**Problem statement:**
Can you retype, word for word, the part of the HLA-DR detection methods text that starts at "MTB-specific cells were determined" and ends at "performed on responders."?

---------- Text provided ----------

Detection of HLA-DR on MTB-Specific Cells
PBMCs were stimulated with peptide ESAT-6 (2μg/ml) and CFP-10 (2μg/ml) for 18 hours at 37°C with 5% CO2. Post incubation, PBMCs were first stained with Fixable Viability Stain 700 (BD Pharmingen) to differentiate live cells from dead cells, followed by appropriate surface marker staining. Cell surface staining was performed on PBMCs using the following anti-human monoclonal antibodies: anti-CD4-APC-Cy7 (Biolegend, Clone: RPA-T4; Cat# 300518) and anti-HLA-DR-PerCp-Cy 5.5 (Biolegend, Clone: L243; Cat# 307630). For intracellular staining, the cells were fixed and permeabilized with Fixation and Permeabilization Buffer (BD Biosciences). Intracellular cytokine staining was conducted using the flowing anti-human monoclonal antibodies: anti-IFN-γ-BV605 (Biolegend, Clone: 4S.B3; Cat# 502536) and anti-TNF-α-FITC (Biolegend, Clone: MAb11; Cat# 502906). Isotype controls with irrelevant specificities were included as negative controls. After washing, the pellets were resuspended in 300μl staining buffer and analyzed with FACSCanto II flow cytometer (BD Biosciences, San Jose, CA). The flow data were analyzed using Flowjo software version 10.6.2 (TreeStar, Ashland, OR). The gating strategy was showed in Figure 1 .
MTB-specific cells were determined by IFN-γ and TNF-α co-producing cells upon TB antigen stimulation. Responders were regarded as cases with at least ten IFN-γ+TNF-α+ recorded events, and the proportion of IFN-γ+TNF-α+ cells after TB antigen stimulation was greater than 0.03% and was at least three times the frequency of that in the unstimulating control. HLA-DR expression analysis for MTB-specific cells were only performed on responders.
Statistical Analysis
Continuous variables were showed by median (interquartile range) or means ± standards deviation (SD). Categorical variables were expressed as number (%). Comparison between various groups was performed using Mann-Whitney U test for continuous variables, and Chi-square test or Fisher’s exact test for categorical variables. Wilcoxon test was used to compare various indicators of the same patient before and after anti-TB treatment. P values of less than 0.05 were considered significant. To establish the diagnostic model for distinguishing ATB from LTBI, variables with statistical difference were taken as candidates for further multivariable logistic regression. Subsequently, the regression equation and diagnostic model were obtained and a predictive value for each individual was calculated. Receiver operator characteristic (ROC) curve analysis was performed to define the diagnostic performance of various biomarkers. Area under the ROC curve (AUC), sensitivity, specificity, positive predictive value (PPV), negative predictive value (NPV), positive likelihood ratio (PLR), negative likelihood ratio (NLR), and accuracy, together with their 95% confidence intervals (CI), were determined. The comparison between various ROC AUCs was performed using by z test with the procedure of Delong et al. (27). All statistical analysis were conducted using GraphPad Prism software version 8.0 (GraphPad, San Diego, CA), MedCalc version 11.6 (MedCalc, Mariakerke, Belgium), and SPSS software version 25.0 (SPSS, Chicago, IL).

---------- Excerpted records ----------

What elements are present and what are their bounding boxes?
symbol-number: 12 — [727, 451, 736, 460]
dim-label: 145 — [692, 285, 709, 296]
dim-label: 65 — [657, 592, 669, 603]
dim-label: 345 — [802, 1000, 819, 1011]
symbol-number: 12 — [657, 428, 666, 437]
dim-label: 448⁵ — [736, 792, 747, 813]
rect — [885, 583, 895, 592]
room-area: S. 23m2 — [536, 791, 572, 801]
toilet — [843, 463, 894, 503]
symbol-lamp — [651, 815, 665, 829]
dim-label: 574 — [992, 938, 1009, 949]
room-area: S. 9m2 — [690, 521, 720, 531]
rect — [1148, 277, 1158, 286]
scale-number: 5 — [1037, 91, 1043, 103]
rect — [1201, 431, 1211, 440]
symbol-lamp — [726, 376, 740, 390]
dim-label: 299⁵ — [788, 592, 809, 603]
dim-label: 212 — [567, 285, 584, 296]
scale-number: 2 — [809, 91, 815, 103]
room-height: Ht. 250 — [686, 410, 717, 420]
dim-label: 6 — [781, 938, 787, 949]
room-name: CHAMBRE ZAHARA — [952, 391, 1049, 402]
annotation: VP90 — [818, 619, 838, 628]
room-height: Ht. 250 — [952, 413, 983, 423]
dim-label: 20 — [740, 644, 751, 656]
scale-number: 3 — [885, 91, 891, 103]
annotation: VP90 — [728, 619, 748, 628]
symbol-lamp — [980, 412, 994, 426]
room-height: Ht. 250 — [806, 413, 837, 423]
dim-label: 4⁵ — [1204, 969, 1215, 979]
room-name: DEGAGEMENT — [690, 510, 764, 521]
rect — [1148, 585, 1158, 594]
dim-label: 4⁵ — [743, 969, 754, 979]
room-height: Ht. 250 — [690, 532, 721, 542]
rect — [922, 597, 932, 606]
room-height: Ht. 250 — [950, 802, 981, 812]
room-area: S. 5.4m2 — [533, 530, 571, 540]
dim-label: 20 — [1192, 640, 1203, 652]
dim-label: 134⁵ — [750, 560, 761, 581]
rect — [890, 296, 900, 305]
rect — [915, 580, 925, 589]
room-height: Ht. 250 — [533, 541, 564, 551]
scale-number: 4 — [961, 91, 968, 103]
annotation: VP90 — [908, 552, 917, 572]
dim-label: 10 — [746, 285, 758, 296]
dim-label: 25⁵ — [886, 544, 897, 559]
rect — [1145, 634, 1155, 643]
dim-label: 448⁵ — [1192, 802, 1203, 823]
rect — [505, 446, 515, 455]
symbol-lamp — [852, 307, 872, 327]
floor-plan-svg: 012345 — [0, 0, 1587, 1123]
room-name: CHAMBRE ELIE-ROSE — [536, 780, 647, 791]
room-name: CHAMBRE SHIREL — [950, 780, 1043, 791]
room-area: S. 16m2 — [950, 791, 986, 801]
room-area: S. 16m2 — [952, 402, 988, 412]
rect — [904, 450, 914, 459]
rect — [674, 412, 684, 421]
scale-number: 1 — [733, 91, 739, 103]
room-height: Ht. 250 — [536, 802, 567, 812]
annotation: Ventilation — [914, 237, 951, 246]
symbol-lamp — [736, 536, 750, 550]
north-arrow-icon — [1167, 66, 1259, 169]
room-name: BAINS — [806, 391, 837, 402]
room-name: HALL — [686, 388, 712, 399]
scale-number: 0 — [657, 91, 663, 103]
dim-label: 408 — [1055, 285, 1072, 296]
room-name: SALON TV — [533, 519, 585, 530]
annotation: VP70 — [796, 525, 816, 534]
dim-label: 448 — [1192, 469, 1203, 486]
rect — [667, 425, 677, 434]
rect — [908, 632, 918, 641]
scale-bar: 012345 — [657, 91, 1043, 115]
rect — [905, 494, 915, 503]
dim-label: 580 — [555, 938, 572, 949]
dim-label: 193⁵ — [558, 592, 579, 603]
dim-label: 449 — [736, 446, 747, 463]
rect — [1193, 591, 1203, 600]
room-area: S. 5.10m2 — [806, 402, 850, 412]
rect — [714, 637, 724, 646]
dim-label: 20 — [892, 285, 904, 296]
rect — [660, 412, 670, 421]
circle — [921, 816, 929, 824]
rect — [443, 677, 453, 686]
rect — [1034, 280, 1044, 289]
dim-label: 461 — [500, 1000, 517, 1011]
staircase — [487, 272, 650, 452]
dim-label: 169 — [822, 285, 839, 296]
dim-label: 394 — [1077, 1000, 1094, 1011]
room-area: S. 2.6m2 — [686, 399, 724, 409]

----------

**Result:**
MTB-specific cells were determined by IFN-γ and TNF-α co-producing cells upon TB antigen stimulation. Responders were regarded as cases with at least ten IFN-γ+TNF-α+ recorded events, and the proportion of IFN-γ+TNF-α+ cells after TB antigen stimulation was greater than 0.03% and was at least three times the frequency of that in the unstimulating control. HLA-DR expression analysis for MTB-specific cells were only performed on responders.